------ Page extract ------

STATEMENT OF JOSEPH S. CLARK, JR., MAYOR OF PHILADELPHIA, PA.

My name is Joseph S. Clark, Jr., and I am representing the American Municipal Association. I have been the mayor of Philadelphia since January 1952; my term of office expires January 1956. The association officially represents 12,000 municipalities in the United States. AMA is the national federation of 44 State leagues of municipalities, taking in 80-90 percent of the urban population in this country.

The bill before this committee, the Housing Act of 1954, has been characterized as a comprehensive legislative approach to meet the housing needs of all seg ments of the population. Its contents contain provisions to aid the private building industry by liberalizing FHA mortgage insurance terms, provisions to aid the private home finance industry by reorganizing the Federal National Mortgage Association, provisions aimed at helping middle income groups obtain housing by rehabilitation and by special low cost private housing features, provisions to help cities and other local jurisdictions by redevelopment and even public works planning programs, and provisions to assist veterans, farmers, and other noncity dwellers. It omits entirely, however, a public housing program, which experience has proven to be the only effective answer for at least 30 percent of our nonfarm families, who, according to latest reports, are still earning less than $3,000 a year.

We recognize that some congressional leaders have assigned to the Appropriations Committee the responsibility for public housing. Although I am acutely aware of the fiscal implications, it is essential that the Appropriations Com mittee have some policy guide from your group, which is now mapping an overall housing program.

Members of Congress have seen fit to ignore the stated proposal of the Housing Act of 1949 calling for 135,000 public units for each of 6 fiscal years. The lack of support of the 1949 public housing policy is indicated by the fact that as of September 1953, only 112,696 public housing units had been completed with an additional 75,168 under construction. Even if one adds the 35,000 units already authorized, this total of 222,864 is less than one-third of the 675,000 which should have been built and authorized for the period ending June 30, 1954. Positive action by your committee could overcome this gap between promise and performance.

------ Data for this exercise ------

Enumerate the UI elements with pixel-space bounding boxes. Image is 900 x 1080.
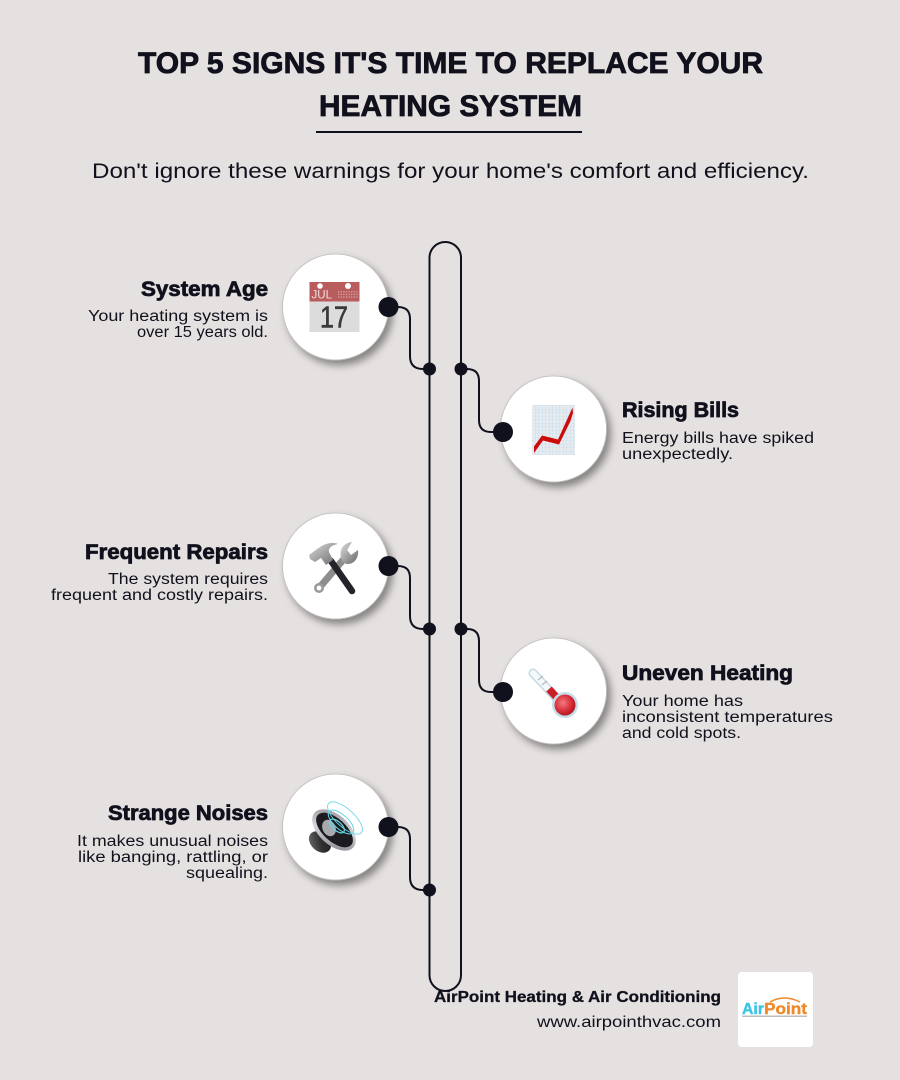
body: strange noises: like banging, rattling, or [78, 849, 268, 866]
small node [423, 622, 436, 636]
heading: system age: System Age [141, 278, 268, 301]
connector dot [493, 682, 513, 702]
connector: rising bills [461, 369, 503, 432]
icon: speaker [305, 797, 367, 859]
panel: uneven heating [454, 622, 833, 744]
body: uneven heating [622, 693, 833, 742]
body: rising bills: Energy bills have spiked [622, 430, 814, 447]
icon: calendar: JUL [312, 288, 332, 302]
title: HEATING SYSTEM [319, 90, 582, 123]
body: rising bills [622, 430, 814, 463]
icon: hammer and wrench [309, 542, 358, 593]
title [138, 47, 763, 133]
logo [738, 972, 813, 1047]
body: system age: Your heating system is [88, 308, 268, 325]
body: strange noises [77, 833, 268, 882]
panel: system age [88, 254, 436, 376]
circle [282, 513, 388, 619]
logo: Point [764, 1001, 808, 1018]
body: system age: over 15 years old. [137, 324, 268, 341]
body: uneven heating: inconsistent temperatures [622, 709, 833, 726]
circle [282, 774, 388, 880]
footer: company name: AirPoint Heating & Air Conditioning [434, 989, 721, 1006]
circle [282, 254, 388, 360]
panel: rising bills [454, 362, 814, 482]
body: system age [88, 308, 268, 341]
connector: strange noises [389, 827, 429, 890]
panel: frequent repairs [51, 513, 436, 636]
connector dot [378, 556, 398, 576]
small node [423, 884, 436, 896]
subtitle: Don't ignore these warnings for your home's comfort and efficiency. [92, 159, 809, 183]
heading: frequent repairs: Frequent Repairs [85, 541, 268, 564]
connector dot [378, 297, 398, 317]
body: frequent repairs: frequent and costly repairs. [51, 587, 268, 604]
body: uneven heating: Your home has [622, 693, 743, 710]
icon: calendar: 17 [320, 300, 348, 334]
connector dot [378, 817, 398, 837]
connector: system age [389, 307, 429, 369]
timeline track [430, 242, 461, 991]
heading: rising bills: Rising Bills [622, 399, 739, 422]
connector dot [493, 422, 513, 442]
logo: Air [742, 1001, 764, 1018]
body: uneven heating: and cold spots. [622, 725, 741, 742]
small node [423, 362, 436, 376]
panel: strange noises [77, 774, 436, 896]
body: strange noises: squealing. [186, 865, 268, 882]
body: frequent repairs: The system requires [108, 571, 268, 588]
circle [500, 376, 606, 482]
icon: rising chart [532, 405, 575, 455]
body: rising bills: unexpectedly. [622, 446, 733, 463]
circle [500, 638, 606, 744]
heading: uneven heating: Uneven Heating [622, 662, 793, 685]
small node [454, 622, 468, 636]
connector: uneven heating [461, 629, 503, 692]
heading: strange noises: Strange Noises [108, 802, 268, 825]
body: frequent repairs [51, 571, 268, 604]
body: strange noises: It makes unusual noises [77, 833, 268, 850]
icon: calendar [310, 282, 360, 334]
connector: frequent repairs [389, 566, 429, 629]
small node [454, 362, 468, 376]
footer: website: www.airpointhvac.com [536, 1014, 721, 1031]
title: TOP 5 SIGNS IT'S TIME TO REPLACE YOUR [138, 47, 763, 80]
icon: thermometer [533, 673, 578, 718]
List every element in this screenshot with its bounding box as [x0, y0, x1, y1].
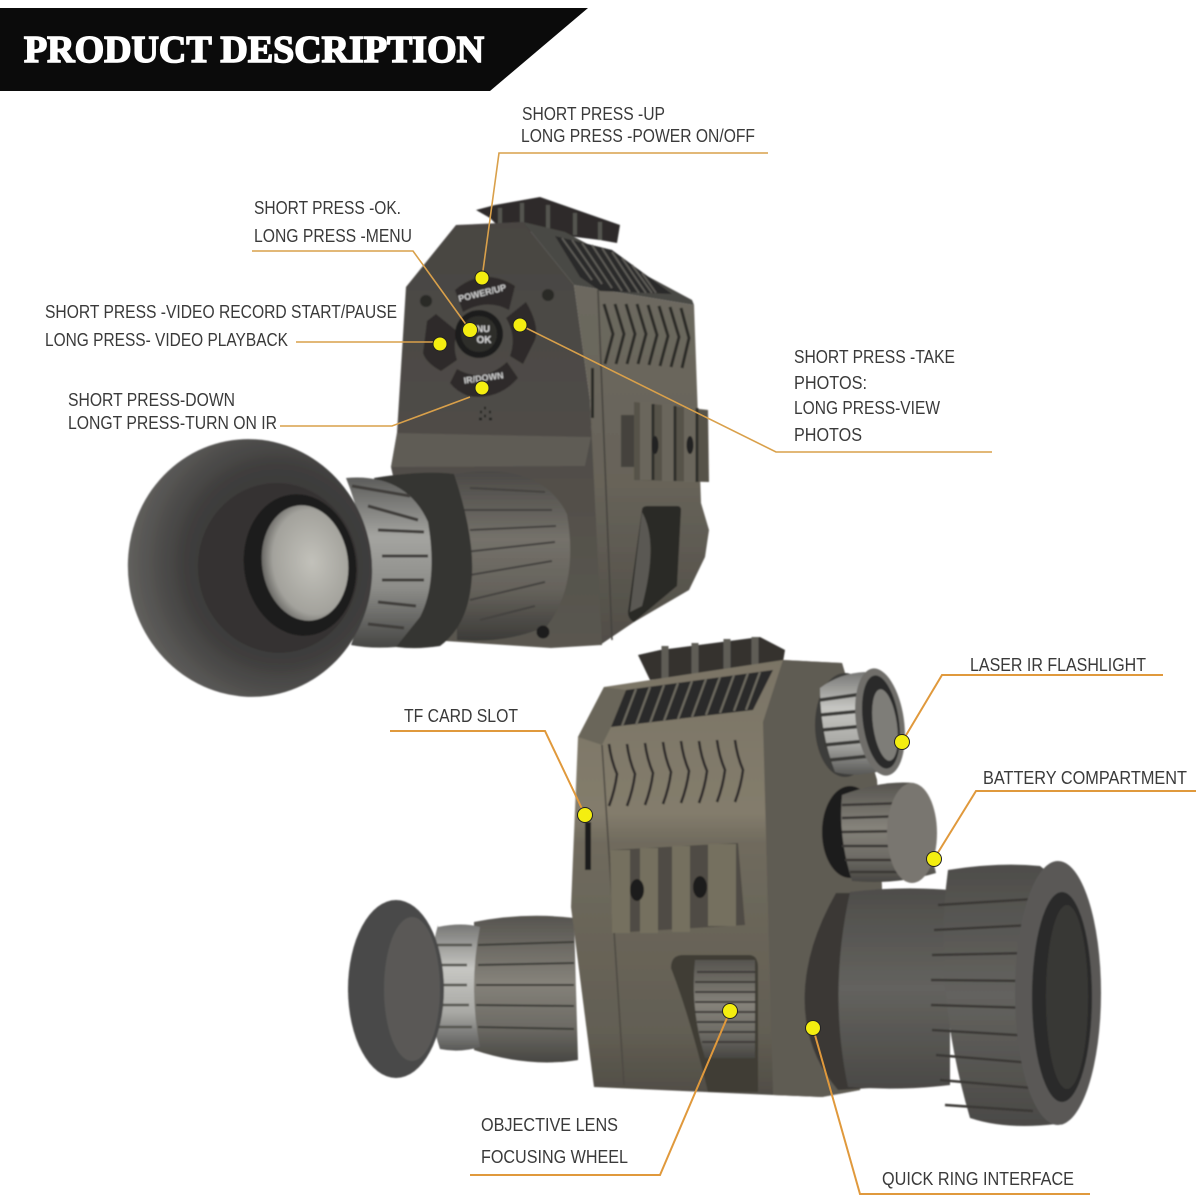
- quick ring interface: [805, 893, 870, 1090]
- eyepiece barrel: [474, 916, 578, 1062]
- side rail: [610, 843, 745, 933]
- eyecup: [348, 900, 444, 1078]
- side vent chevrons: [604, 304, 689, 368]
- callout: ok menu button: [252, 197, 478, 338]
- callout: video button: SHORT PRESS -VIDEO RECORD START/PAUSE: [45, 301, 397, 322]
- callout: photo button: [513, 318, 992, 452]
- callout: down IR button: SHORT PRESS-DOWN: [68, 389, 235, 410]
- silver focus ring: [346, 478, 432, 648]
- control buttons: POWER/UP: [457, 282, 507, 304]
- front vent chevrons: [609, 740, 743, 806]
- laser IR flashlight: [815, 665, 911, 779]
- callout: TF card slot: TF CARD SLOT: [404, 705, 518, 726]
- title banner: [0, 8, 588, 91]
- callout: photo button: PHOTOS:: [794, 372, 867, 393]
- eyecup: [111, 423, 389, 713]
- device: front view of night vision scope: [348, 637, 1101, 1126]
- mount cutout and wheel: [628, 506, 681, 622]
- mount cutout: [671, 955, 758, 1092]
- eyepiece glass: [254, 500, 356, 626]
- control buttons: [423, 277, 536, 397]
- callout: video button: [45, 301, 447, 351]
- callout: TF card slot: [390, 705, 592, 822]
- title text: PRODUCT DESCRIPTION: [24, 29, 484, 71]
- callout: laser IR flashlight: LASER IR FLASHLIGHT: [970, 654, 1146, 675]
- roof with vent slats: [523, 222, 694, 305]
- callout: objective lens focusing wheel: OBJECTIVE LENS: [481, 1114, 618, 1135]
- objective ring: [931, 861, 1101, 1126]
- eyepiece silver ring: [423, 924, 480, 1051]
- top rail: [638, 637, 785, 680]
- control buttons: ENU: [470, 324, 490, 335]
- callout: power up button: [475, 103, 768, 285]
- top rail: [476, 197, 620, 243]
- callout: ok menu button: SHORT PRESS -OK.: [254, 197, 401, 218]
- callout: objective lens focusing wheel: [470, 1004, 738, 1175]
- battery compartment: [822, 782, 937, 883]
- body front face: [391, 222, 602, 648]
- callout: quick ring interface: QUICK RING INTERFACE: [882, 1168, 1074, 1189]
- slots and screws: [420, 289, 594, 419]
- top vent slats: [611, 670, 773, 727]
- objective barrel: [455, 471, 570, 641]
- callout: ok menu button: LONG PRESS -MENU: [254, 225, 412, 246]
- body side panel: [574, 285, 709, 645]
- callout: objective lens focusing wheel: FOCUSING WHEEL: [481, 1146, 628, 1167]
- callout: down IR button: LONGT PRESS-TURN ON IR: [68, 412, 277, 433]
- callout: video button: LONG PRESS- VIDEO PLAYBACK: [45, 329, 289, 350]
- callout: quick ring interface: [806, 1020, 1090, 1194]
- focusing wheel: [694, 960, 755, 1058]
- callout: battery compartment: [926, 767, 1196, 866]
- callout: power up button: SHORT PRESS -UP: [522, 103, 665, 124]
- control buttons: OK: [476, 335, 492, 346]
- callout: power up button: LONG PRESS -POWER ON/OFF: [521, 125, 755, 146]
- device: rear view of night vision scope: [111, 197, 709, 713]
- callout: photo button: PHOTOS: [794, 424, 862, 445]
- dark ring: [374, 473, 472, 648]
- side rail: [621, 402, 709, 482]
- TF card slot: [585, 822, 591, 870]
- callout: photo button: LONG PRESS-VIEW: [794, 397, 940, 418]
- callout: down IR button: [68, 381, 489, 433]
- callout: photo button: SHORT PRESS -TAKE: [794, 346, 955, 367]
- screw: [536, 626, 550, 638]
- objective lens barrel: [838, 888, 950, 1089]
- body: [571, 660, 882, 1097]
- control buttons: IR/DOWN: [463, 370, 504, 386]
- callout: laser IR flashlight: [894, 654, 1163, 750]
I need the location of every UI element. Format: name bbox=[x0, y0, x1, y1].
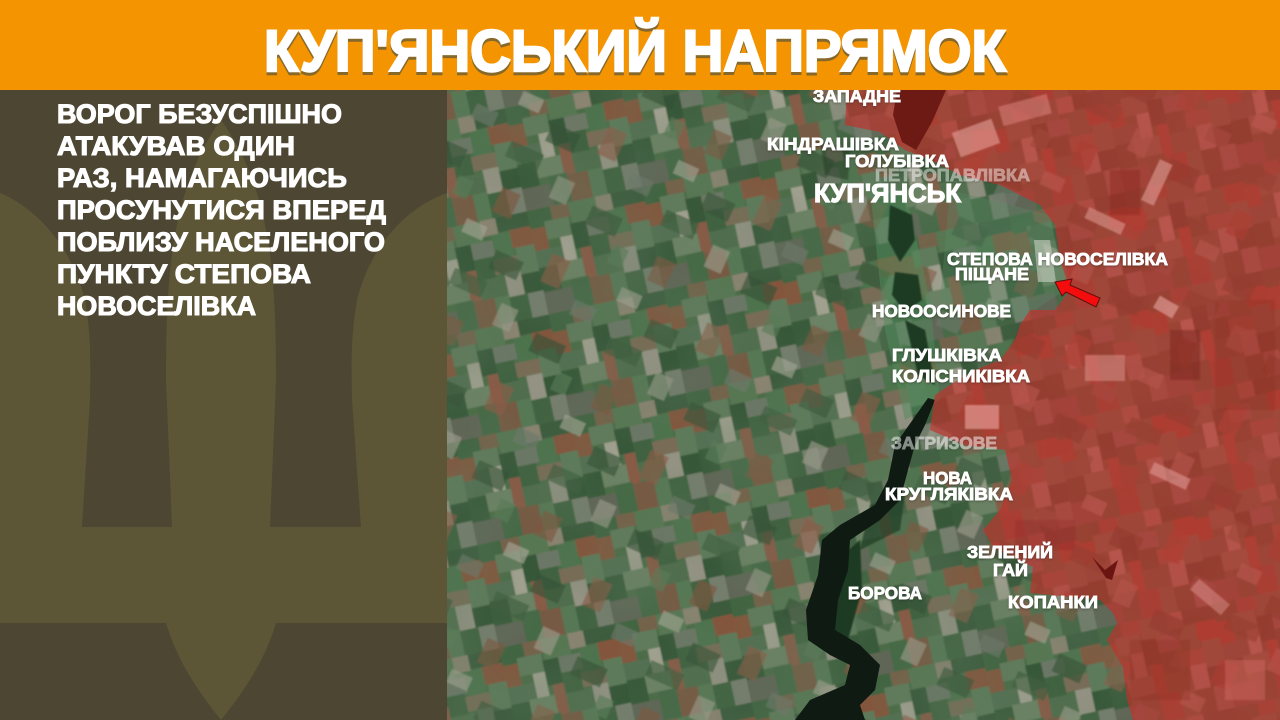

------

* Problem set
[A] Transcribe the passage of the mayor's statement between "STATEMENT OF JOSEPH" and "in this country.", inclusive.
[B] In the entries, switch "speaker" to "megaphone" in the lines between the ones holding "body: strange noises: like" and "body: uneven heating [622, 693, 833, 742]", inclusive. Give back only those lines and leave everything else unchanged.

* Task solutions
[A]
STATEMENT OF JOSEPH S. CLARK, JR., MAYOR OF PHILADELPHIA, PA.

My name is Joseph S. Clark, Jr., and I am representing the American Municipal Association. I have been the mayor of Philadelphia since January 1952; my term of office expires January 1956. The association officially represents 12,000 municipalities in the United States. AMA is the national federation of 44 State leagues of municipalities, taking in 80-90 percent of the urban population in this country.

[B]
body: strange noises: like banging, rattling, or [78, 849, 268, 866]
small node [423, 622, 436, 636]
heading: system age: System Age [141, 278, 268, 301]
connector dot [493, 682, 513, 702]
connector: rising bills [461, 369, 503, 432]
icon: megaphone [305, 797, 367, 859]
panel: uneven heating [454, 622, 833, 744]
body: uneven heating [622, 693, 833, 742]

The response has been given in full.